** Begin **

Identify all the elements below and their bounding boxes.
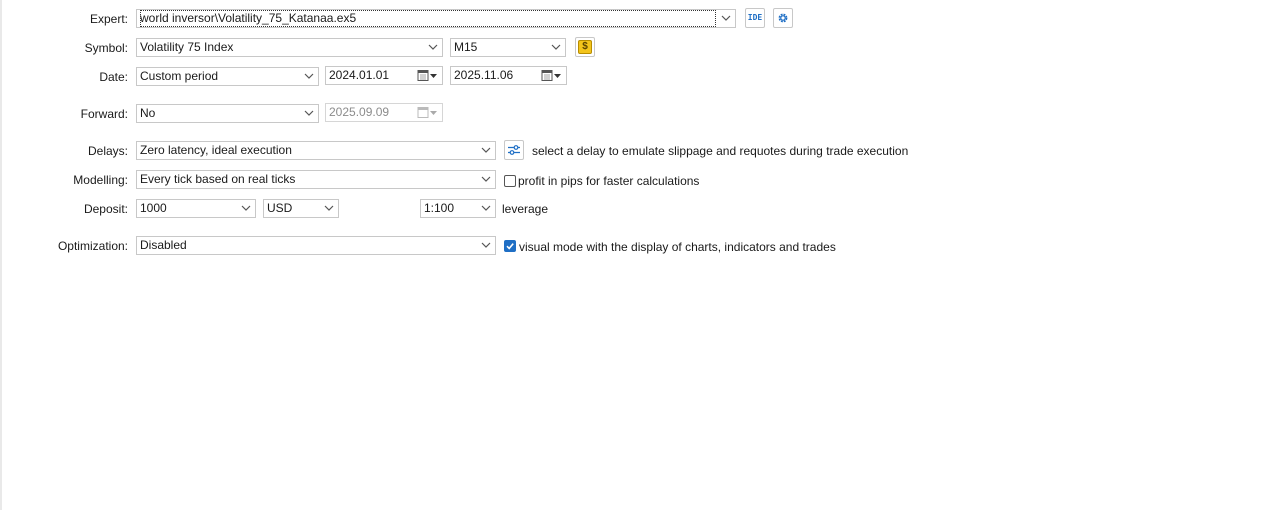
forward-select[interactable]: No	[136, 104, 319, 123]
modelling-value: Every tick based on real ticks	[140, 172, 296, 186]
date-to-value: 2025.11.06	[454, 68, 514, 82]
forward-label: Forward:	[80, 107, 128, 121]
delay-settings-button[interactable]	[504, 140, 524, 160]
expert-settings-button[interactable]	[773, 8, 793, 28]
deposit-label: Deposit:	[83, 202, 128, 216]
gear-icon	[777, 12, 789, 27]
visual-mode-checkbox[interactable]	[504, 240, 516, 252]
timeframe-value: M15	[454, 40, 478, 54]
forward-date-value: 2025.09.09	[329, 105, 390, 119]
chevron-down-icon	[304, 72, 314, 80]
currency-value: USD	[267, 201, 293, 215]
symbol-select[interactable]: Volatility 75 Index	[136, 38, 443, 57]
left-border	[0, 0, 2, 510]
ide-button[interactable]: IDE	[745, 8, 765, 28]
symbol-value: Volatility 75 Index	[140, 40, 234, 54]
pips-checkbox[interactable]	[504, 175, 516, 187]
deposit-amount-select[interactable]: 1000	[136, 199, 256, 218]
leverage-value: 1:100	[424, 201, 455, 215]
currency-select[interactable]: USD	[263, 199, 339, 218]
optimization-select[interactable]: Disabled	[136, 236, 496, 255]
delays-label: Delays:	[87, 144, 128, 158]
dollar-icon: $	[578, 40, 592, 54]
chevron-down-icon	[481, 146, 491, 154]
delays-hint: select a delay to emulate slippage and r…	[532, 144, 909, 158]
chevron-down-icon	[324, 204, 334, 212]
date-period-select[interactable]: Custom period	[136, 67, 319, 86]
chevron-down-icon	[428, 43, 438, 51]
visual-mode-label: visual mode with the display of charts, …	[519, 240, 836, 254]
chevron-down-icon	[241, 204, 251, 212]
delays-value: Zero latency, ideal execution	[140, 143, 292, 157]
date-from-picker[interactable]: 2024.01.01	[325, 66, 443, 85]
delays-select[interactable]: Zero latency, ideal execution	[136, 141, 496, 160]
forward-date-picker: 2025.09.09	[325, 103, 443, 122]
symbol-properties-button[interactable]: $	[575, 37, 595, 57]
forward-value: No	[140, 106, 156, 120]
ide-label: IDE	[747, 13, 763, 22]
calendar-icon	[417, 106, 439, 119]
chevron-down-icon	[721, 14, 731, 22]
leverage-select[interactable]: 1:100	[420, 199, 496, 218]
chevron-down-icon	[551, 43, 561, 51]
chevron-down-icon	[481, 204, 491, 212]
expert-value: world inversor\Volatility_75_Katanaa.ex5	[140, 10, 716, 27]
timeframe-select[interactable]: M15	[450, 38, 566, 57]
sliders-icon	[507, 144, 521, 159]
chevron-down-icon	[481, 175, 491, 183]
deposit-amount-value: 1000	[140, 201, 167, 215]
expert-select[interactable]: world inversor\Volatility_75_Katanaa.ex5	[136, 9, 736, 28]
chevron-down-icon	[304, 109, 314, 117]
calendar-icon[interactable]	[541, 69, 563, 82]
chevron-down-icon	[481, 241, 491, 249]
date-label: Date:	[99, 70, 128, 84]
pips-label: profit in pips for faster calculations	[518, 174, 700, 188]
modelling-label: Modelling:	[73, 173, 128, 187]
expert-label: Expert:	[89, 12, 128, 26]
symbol-label: Symbol:	[84, 41, 128, 55]
leverage-label: leverage	[502, 202, 549, 216]
optimization-value: Disabled	[140, 238, 187, 252]
date-to-picker[interactable]: 2025.11.06	[450, 66, 567, 85]
modelling-select[interactable]: Every tick based on real ticks	[136, 170, 496, 189]
date-from-value: 2024.01.01	[329, 68, 390, 82]
date-period-value: Custom period	[140, 69, 219, 83]
calendar-icon[interactable]	[417, 69, 439, 82]
checkmark-icon	[506, 243, 514, 250]
optimization-label: Optimization:	[57, 239, 128, 253]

** End **

**Prompt**
Write out the lines above again, swapping "chevron-down-icon" for "arrow-down-icon" wherever it occurs and keeping everything else the same. Leave the pictures out of your answer.

**Solution**
Identify all the elements below and their bounding boxes.
forward-select[interactable]: No	[136, 104, 319, 123]
modelling-value: Every tick based on real ticks	[140, 172, 296, 186]
date-to-value: 2025.11.06	[454, 68, 514, 82]
forward-label: Forward:	[80, 107, 128, 121]
delay-settings-button[interactable]	[504, 140, 524, 160]
expert-settings-button[interactable]	[773, 8, 793, 28]
deposit-label: Deposit:	[83, 202, 128, 216]
gear-icon	[777, 12, 789, 27]
visual-mode-checkbox[interactable]	[504, 240, 516, 252]
timeframe-value: M15	[454, 40, 478, 54]
forward-date-value: 2025.09.09	[329, 105, 390, 119]
arrow-down-icon	[304, 72, 314, 80]
currency-value: USD	[267, 201, 293, 215]
symbol-select[interactable]: Volatility 75 Index	[136, 38, 443, 57]
left-border	[0, 0, 2, 510]
ide-button[interactable]: IDE	[745, 8, 765, 28]
symbol-value: Volatility 75 Index	[140, 40, 234, 54]
pips-checkbox[interactable]	[504, 175, 516, 187]
deposit-amount-select[interactable]: 1000	[136, 199, 256, 218]
leverage-value: 1:100	[424, 201, 455, 215]
currency-select[interactable]: USD	[263, 199, 339, 218]
optimization-select[interactable]: Disabled	[136, 236, 496, 255]
delays-label: Delays:	[87, 144, 128, 158]
dollar-icon: $	[578, 40, 592, 54]
arrow-down-icon	[481, 146, 491, 154]
delays-hint: select a delay to emulate slippage and r…	[532, 144, 909, 158]
arrow-down-icon	[324, 204, 334, 212]
date-period-select[interactable]: Custom period	[136, 67, 319, 86]
arrow-down-icon	[428, 43, 438, 51]
visual-mode-label: visual mode with the display of charts, …	[519, 240, 836, 254]
arrow-down-icon	[241, 204, 251, 212]
delays-value: Zero latency, ideal execution	[140, 143, 292, 157]
date-from-picker[interactable]: 2024.01.01	[325, 66, 443, 85]
delays-select[interactable]: Zero latency, ideal execution	[136, 141, 496, 160]
forward-date-picker: 2025.09.09	[325, 103, 443, 122]
symbol-properties-button[interactable]: $	[575, 37, 595, 57]
forward-value: No	[140, 106, 156, 120]
ide-label: IDE	[747, 13, 763, 22]
calendar-icon	[417, 106, 439, 119]
arrow-down-icon	[721, 14, 731, 22]
leverage-select[interactable]: 1:100	[420, 199, 496, 218]
arrow-down-icon	[551, 43, 561, 51]
arrow-down-icon	[481, 204, 491, 212]
expert-value: world inversor\Volatility_75_Katanaa.ex5	[140, 10, 716, 27]
timeframe-select[interactable]: M15	[450, 38, 566, 57]
sliders-icon	[507, 144, 521, 159]
arrow-down-icon	[481, 175, 491, 183]
deposit-amount-value: 1000	[140, 201, 167, 215]
expert-select[interactable]: world inversor\Volatility_75_Katanaa.ex5	[136, 9, 736, 28]
arrow-down-icon	[304, 109, 314, 117]
calendar-icon[interactable]	[541, 69, 563, 82]
arrow-down-icon	[481, 241, 491, 249]
date-label: Date:	[99, 70, 128, 84]
pips-label: profit in pips for faster calculations	[518, 174, 700, 188]
modelling-label: Modelling:	[73, 173, 128, 187]
expert-label: Expert:	[89, 12, 128, 26]
symbol-label: Symbol:	[84, 41, 128, 55]
leverage-label: leverage	[502, 202, 549, 216]
optimization-value: Disabled	[140, 238, 187, 252]
date-to-picker[interactable]: 2025.11.06	[450, 66, 567, 85]
modelling-select[interactable]: Every tick based on real ticks	[136, 170, 496, 189]
date-from-value: 2024.01.01	[329, 68, 390, 82]
date-period-value: Custom period	[140, 69, 219, 83]
calendar-icon[interactable]	[417, 69, 439, 82]
checkmark-icon	[506, 243, 514, 250]
optimization-label: Optimization:	[57, 239, 128, 253]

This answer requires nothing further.